> [MATERIAL FOR THIS EXERCISE]:

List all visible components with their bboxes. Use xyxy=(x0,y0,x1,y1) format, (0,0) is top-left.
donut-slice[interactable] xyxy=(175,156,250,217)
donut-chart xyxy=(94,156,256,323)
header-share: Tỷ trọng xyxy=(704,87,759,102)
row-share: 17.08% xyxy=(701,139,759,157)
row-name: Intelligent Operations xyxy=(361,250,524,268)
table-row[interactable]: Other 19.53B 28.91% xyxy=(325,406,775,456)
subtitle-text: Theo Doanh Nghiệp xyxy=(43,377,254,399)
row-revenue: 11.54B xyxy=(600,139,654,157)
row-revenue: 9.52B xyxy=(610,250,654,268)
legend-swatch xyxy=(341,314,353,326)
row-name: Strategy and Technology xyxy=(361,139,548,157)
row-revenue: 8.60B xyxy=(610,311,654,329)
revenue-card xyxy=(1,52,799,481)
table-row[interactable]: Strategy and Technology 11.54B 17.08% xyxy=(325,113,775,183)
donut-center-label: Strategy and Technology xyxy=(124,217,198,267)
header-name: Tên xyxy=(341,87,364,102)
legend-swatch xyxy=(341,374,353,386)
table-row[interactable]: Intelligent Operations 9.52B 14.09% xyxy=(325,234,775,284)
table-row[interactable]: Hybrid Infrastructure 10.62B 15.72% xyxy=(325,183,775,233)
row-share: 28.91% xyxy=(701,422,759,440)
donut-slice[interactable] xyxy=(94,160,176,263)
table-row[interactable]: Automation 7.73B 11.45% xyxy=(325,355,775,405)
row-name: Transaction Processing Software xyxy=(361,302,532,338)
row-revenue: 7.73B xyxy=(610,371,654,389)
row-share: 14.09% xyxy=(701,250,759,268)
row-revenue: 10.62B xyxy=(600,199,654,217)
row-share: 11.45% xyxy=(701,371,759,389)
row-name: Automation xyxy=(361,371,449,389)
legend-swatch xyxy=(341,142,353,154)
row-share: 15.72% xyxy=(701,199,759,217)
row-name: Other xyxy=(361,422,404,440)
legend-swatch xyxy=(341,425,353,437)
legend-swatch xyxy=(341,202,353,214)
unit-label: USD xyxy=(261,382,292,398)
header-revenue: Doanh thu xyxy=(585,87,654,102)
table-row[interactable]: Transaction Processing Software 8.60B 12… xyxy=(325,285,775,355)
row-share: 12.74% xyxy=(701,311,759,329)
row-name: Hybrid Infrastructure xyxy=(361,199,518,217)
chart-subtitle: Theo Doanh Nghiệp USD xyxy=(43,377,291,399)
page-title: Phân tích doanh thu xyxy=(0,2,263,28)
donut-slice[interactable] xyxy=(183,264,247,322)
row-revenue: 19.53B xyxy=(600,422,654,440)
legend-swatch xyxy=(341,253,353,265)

> [PROMPT]:
Rewrite the items above, putting "Hybrid Cloud" in place of every "Hybrid Infrastructure" and leaving everything else unchanged.

> [FULL SOLUTION]:
List all visible components with their bboxes. Use xyxy=(x0,y0,x1,y1) format, (0,0) is top-left.
donut-slice[interactable] xyxy=(175,156,250,217)
donut-chart xyxy=(94,156,256,323)
header-share: Tỷ trọng xyxy=(704,87,759,102)
row-share: 17.08% xyxy=(701,139,759,157)
row-name: Intelligent Operations xyxy=(361,250,524,268)
table-row[interactable]: Other 19.53B 28.91% xyxy=(325,406,775,456)
subtitle-text: Theo Doanh Nghiệp xyxy=(43,377,254,399)
row-revenue: 11.54B xyxy=(600,139,654,157)
row-revenue: 9.52B xyxy=(610,250,654,268)
legend-swatch xyxy=(341,314,353,326)
row-name: Strategy and Technology xyxy=(361,139,548,157)
row-revenue: 8.60B xyxy=(610,311,654,329)
revenue-card xyxy=(1,52,799,481)
table-row[interactable]: Strategy and Technology 11.54B 17.08% xyxy=(325,113,775,183)
donut-center-label: Strategy and Technology xyxy=(124,217,198,267)
header-name: Tên xyxy=(341,87,364,102)
legend-swatch xyxy=(341,374,353,386)
table-row[interactable]: Intelligent Operations 9.52B 14.09% xyxy=(325,234,775,284)
table-row[interactable]: Hybrid Cloud 10.62B 15.72% xyxy=(325,183,775,233)
row-share: 28.91% xyxy=(701,422,759,440)
donut-slice[interactable] xyxy=(94,160,176,263)
table-row[interactable]: Automation 7.73B 11.45% xyxy=(325,355,775,405)
row-name: Transaction Processing Software xyxy=(361,302,532,338)
row-revenue: 7.73B xyxy=(610,371,654,389)
row-share: 14.09% xyxy=(701,250,759,268)
row-revenue: 10.62B xyxy=(600,199,654,217)
row-share: 11.45% xyxy=(701,371,759,389)
row-name: Automation xyxy=(361,371,449,389)
legend-swatch xyxy=(341,142,353,154)
row-share: 15.72% xyxy=(701,199,759,217)
row-name: Other xyxy=(361,422,404,440)
legend-swatch xyxy=(341,425,353,437)
legend-swatch xyxy=(341,202,353,214)
unit-label: USD xyxy=(261,382,292,398)
header-revenue: Doanh thu xyxy=(585,87,654,102)
table-row[interactable]: Transaction Processing Software 8.60B 12… xyxy=(325,285,775,355)
row-share: 12.74% xyxy=(701,311,759,329)
row-name: Hybrid Cloud xyxy=(361,199,518,217)
chart-subtitle: Theo Doanh Nghiệp USD xyxy=(43,377,291,399)
page-title: Phân tích doanh thu xyxy=(0,2,263,28)
donut-slice[interactable] xyxy=(183,264,247,322)
row-revenue: 19.53B xyxy=(600,422,654,440)
legend-swatch xyxy=(341,253,353,265)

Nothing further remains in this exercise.